▶ _WHAT THE EXERCISE ASKS_:
Extract each line of the records below that contains the word "name".

*** DATASET RECORDS

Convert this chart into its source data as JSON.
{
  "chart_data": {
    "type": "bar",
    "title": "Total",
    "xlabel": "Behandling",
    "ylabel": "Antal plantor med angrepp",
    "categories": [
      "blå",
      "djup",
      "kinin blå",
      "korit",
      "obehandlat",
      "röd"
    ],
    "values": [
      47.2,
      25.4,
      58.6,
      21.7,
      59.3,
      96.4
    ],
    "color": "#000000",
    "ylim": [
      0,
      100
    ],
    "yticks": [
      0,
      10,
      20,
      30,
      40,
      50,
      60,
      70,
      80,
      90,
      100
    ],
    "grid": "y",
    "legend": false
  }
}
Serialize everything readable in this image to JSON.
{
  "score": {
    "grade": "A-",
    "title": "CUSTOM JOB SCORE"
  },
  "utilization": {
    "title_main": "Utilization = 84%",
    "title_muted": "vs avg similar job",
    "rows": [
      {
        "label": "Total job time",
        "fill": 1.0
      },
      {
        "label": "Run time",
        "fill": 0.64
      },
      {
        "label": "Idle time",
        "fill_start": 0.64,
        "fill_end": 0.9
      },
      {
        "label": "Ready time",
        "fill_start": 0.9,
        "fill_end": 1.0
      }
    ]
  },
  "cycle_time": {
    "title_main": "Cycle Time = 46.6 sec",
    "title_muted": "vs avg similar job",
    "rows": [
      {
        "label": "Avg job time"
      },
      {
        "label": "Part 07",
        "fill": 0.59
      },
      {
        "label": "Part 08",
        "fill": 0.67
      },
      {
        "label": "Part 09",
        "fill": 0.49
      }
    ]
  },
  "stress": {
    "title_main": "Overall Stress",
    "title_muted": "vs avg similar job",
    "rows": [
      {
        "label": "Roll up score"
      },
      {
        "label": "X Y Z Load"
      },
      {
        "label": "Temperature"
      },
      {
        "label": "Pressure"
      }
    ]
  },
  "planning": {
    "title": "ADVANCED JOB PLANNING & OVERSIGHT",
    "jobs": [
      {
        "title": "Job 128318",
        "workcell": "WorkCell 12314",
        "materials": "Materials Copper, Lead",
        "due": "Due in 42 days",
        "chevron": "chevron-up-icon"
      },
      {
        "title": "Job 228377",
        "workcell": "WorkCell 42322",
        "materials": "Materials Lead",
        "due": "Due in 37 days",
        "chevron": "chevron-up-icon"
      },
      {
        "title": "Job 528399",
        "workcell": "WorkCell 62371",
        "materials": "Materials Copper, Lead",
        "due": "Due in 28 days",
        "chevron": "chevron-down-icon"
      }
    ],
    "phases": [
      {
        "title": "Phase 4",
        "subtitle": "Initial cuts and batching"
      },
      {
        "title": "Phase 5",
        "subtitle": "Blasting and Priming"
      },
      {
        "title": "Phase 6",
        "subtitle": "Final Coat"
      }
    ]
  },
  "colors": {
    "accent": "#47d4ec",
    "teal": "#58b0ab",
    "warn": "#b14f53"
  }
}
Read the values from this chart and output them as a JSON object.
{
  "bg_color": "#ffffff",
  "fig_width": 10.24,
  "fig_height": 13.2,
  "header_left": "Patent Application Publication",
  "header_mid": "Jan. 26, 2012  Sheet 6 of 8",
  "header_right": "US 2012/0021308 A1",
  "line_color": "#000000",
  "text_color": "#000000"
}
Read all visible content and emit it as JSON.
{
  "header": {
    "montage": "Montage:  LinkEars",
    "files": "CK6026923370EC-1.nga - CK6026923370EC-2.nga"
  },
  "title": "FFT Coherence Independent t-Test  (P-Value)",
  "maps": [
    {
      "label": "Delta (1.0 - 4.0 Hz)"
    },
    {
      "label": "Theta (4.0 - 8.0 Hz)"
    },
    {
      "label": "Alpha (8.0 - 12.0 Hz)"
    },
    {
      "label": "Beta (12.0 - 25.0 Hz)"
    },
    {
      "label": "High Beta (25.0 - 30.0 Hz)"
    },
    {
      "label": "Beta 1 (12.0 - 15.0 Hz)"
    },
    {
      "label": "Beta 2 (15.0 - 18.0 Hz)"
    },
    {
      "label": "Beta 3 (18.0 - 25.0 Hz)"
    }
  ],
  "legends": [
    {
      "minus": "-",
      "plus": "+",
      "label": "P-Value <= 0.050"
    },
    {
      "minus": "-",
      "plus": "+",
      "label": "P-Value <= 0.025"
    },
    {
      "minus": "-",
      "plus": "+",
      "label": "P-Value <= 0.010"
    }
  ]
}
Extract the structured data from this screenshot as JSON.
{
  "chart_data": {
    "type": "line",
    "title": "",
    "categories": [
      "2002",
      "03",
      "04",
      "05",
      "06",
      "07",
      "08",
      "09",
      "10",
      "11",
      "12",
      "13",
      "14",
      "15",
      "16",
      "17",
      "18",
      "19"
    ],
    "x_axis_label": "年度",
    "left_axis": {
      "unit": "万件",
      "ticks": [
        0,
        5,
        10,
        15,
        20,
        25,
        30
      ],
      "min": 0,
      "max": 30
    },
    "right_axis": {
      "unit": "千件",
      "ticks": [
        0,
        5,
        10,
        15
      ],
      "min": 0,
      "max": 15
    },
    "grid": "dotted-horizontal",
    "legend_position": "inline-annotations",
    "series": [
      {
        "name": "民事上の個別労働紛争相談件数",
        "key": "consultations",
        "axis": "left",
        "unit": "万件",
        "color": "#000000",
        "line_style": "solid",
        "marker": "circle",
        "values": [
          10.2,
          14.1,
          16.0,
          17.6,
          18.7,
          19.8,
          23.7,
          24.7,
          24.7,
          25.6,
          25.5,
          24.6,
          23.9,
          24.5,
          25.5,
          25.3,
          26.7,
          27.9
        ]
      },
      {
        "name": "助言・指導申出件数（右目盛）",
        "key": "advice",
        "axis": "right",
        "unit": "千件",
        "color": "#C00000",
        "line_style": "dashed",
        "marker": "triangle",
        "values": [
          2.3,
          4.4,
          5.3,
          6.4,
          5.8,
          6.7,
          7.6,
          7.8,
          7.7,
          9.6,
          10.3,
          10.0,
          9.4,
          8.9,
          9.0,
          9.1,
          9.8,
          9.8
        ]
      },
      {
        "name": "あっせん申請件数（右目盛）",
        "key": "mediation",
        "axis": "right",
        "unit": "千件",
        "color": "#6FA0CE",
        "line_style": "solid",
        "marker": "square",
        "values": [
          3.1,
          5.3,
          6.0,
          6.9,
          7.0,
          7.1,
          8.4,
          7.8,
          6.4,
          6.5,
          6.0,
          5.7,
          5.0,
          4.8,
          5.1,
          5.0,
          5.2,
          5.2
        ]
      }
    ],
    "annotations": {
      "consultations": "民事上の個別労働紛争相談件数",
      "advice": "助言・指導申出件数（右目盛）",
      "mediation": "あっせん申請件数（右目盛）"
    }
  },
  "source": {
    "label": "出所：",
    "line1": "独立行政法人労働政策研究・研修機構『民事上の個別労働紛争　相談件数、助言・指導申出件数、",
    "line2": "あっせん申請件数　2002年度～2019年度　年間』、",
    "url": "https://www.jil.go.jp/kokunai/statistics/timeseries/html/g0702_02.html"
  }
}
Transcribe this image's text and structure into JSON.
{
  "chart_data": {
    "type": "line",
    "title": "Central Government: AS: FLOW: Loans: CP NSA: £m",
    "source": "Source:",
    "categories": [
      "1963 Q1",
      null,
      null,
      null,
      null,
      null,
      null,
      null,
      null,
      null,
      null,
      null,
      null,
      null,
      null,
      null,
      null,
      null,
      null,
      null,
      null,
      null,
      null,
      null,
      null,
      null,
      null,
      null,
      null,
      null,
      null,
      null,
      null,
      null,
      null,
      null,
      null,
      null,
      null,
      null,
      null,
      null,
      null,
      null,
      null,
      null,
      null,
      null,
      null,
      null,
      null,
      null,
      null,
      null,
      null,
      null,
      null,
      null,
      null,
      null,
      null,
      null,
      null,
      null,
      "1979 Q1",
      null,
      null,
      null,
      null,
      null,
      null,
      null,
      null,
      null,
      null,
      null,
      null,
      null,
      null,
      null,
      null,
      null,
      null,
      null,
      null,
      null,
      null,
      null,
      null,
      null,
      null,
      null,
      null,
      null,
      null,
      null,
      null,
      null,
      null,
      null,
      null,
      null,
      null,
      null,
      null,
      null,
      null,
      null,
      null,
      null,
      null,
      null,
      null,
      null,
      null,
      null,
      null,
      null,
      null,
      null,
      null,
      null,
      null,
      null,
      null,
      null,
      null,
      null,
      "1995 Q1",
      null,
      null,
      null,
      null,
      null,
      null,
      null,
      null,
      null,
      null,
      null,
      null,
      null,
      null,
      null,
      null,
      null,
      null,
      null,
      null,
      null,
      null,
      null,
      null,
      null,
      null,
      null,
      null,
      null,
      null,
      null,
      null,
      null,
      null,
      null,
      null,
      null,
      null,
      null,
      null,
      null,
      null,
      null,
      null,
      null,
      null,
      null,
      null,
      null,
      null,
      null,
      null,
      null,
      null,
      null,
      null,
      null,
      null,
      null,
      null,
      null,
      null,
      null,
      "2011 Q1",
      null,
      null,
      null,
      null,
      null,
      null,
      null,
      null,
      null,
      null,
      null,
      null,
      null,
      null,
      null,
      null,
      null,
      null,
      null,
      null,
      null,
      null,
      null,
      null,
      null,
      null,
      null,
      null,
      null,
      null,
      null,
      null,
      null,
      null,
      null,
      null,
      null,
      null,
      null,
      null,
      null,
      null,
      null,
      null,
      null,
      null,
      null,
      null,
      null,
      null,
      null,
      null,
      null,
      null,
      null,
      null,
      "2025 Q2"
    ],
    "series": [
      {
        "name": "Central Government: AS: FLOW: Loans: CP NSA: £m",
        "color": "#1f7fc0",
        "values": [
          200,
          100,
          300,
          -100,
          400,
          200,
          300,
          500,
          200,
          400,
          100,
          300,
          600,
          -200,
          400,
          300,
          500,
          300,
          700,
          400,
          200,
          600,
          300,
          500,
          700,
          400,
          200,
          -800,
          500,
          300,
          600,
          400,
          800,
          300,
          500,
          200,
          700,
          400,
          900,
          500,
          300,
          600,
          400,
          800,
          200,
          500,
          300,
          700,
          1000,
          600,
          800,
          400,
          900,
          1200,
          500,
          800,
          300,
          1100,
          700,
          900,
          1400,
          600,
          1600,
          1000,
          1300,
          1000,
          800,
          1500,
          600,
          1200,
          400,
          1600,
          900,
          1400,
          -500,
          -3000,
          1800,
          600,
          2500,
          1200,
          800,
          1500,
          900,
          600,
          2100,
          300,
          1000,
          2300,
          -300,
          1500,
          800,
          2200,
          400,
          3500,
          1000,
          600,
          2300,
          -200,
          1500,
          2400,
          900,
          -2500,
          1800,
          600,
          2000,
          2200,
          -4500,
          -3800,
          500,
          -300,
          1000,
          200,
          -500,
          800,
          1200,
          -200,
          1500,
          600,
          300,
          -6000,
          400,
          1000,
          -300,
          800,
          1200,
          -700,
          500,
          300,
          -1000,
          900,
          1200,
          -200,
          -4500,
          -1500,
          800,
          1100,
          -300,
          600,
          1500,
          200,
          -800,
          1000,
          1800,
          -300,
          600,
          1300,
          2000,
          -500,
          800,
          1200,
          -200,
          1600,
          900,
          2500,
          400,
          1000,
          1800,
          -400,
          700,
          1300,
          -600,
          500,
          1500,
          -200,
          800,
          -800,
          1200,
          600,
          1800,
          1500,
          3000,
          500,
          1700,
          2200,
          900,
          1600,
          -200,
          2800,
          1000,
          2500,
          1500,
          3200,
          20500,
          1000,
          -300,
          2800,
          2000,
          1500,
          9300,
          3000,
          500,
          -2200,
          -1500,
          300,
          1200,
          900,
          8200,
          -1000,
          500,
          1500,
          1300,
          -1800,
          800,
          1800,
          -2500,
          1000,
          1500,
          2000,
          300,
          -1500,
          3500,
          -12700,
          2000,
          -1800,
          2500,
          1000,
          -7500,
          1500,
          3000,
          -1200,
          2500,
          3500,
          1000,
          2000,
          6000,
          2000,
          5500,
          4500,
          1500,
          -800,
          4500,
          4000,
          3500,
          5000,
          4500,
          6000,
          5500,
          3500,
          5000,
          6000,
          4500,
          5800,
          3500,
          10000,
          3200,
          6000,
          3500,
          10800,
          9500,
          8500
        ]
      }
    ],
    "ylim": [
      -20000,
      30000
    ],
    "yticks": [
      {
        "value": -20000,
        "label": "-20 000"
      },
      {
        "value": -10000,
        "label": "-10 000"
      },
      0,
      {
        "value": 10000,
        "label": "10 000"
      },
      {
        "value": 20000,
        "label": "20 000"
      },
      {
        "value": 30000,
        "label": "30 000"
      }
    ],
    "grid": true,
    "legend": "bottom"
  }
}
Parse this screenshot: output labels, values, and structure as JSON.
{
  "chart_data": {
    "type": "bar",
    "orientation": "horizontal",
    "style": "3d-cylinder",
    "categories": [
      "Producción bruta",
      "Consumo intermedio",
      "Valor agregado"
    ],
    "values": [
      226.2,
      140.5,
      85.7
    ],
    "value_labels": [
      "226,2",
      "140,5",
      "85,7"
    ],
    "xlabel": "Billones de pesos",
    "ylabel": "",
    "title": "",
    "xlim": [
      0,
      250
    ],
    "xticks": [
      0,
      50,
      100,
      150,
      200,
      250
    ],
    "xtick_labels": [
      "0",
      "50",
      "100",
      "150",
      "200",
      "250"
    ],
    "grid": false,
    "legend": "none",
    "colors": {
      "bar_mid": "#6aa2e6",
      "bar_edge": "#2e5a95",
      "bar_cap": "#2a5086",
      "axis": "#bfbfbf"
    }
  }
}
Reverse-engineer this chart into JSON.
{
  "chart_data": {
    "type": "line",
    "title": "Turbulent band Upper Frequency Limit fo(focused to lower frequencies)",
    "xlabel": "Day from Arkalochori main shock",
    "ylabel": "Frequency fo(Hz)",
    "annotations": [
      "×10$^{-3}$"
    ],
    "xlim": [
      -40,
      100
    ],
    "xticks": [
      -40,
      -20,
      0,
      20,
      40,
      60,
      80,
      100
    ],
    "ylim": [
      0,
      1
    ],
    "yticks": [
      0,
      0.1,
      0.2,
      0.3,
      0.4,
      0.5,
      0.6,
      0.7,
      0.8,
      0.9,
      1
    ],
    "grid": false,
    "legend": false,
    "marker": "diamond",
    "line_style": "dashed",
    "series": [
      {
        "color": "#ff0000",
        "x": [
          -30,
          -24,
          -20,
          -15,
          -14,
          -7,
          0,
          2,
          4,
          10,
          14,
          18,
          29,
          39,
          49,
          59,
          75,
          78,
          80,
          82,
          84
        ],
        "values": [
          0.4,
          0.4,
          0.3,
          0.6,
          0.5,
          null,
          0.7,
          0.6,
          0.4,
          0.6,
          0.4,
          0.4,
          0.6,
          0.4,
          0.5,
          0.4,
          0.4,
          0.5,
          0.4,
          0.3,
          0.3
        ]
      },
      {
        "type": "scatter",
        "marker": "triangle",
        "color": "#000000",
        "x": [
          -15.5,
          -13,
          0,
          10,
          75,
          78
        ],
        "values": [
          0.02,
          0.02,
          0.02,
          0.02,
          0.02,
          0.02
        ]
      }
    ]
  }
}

******

▶ _EXERCISE RESULT_:
        "name": "民事上の個別労働紛争相談件数",
        "name": "助言・指導申出件数（右目盛）",
        "name": "あっせん申請件数（右目盛）",
        "name": "Central Government: AS: FLOW: Loans: CP NSA: £m",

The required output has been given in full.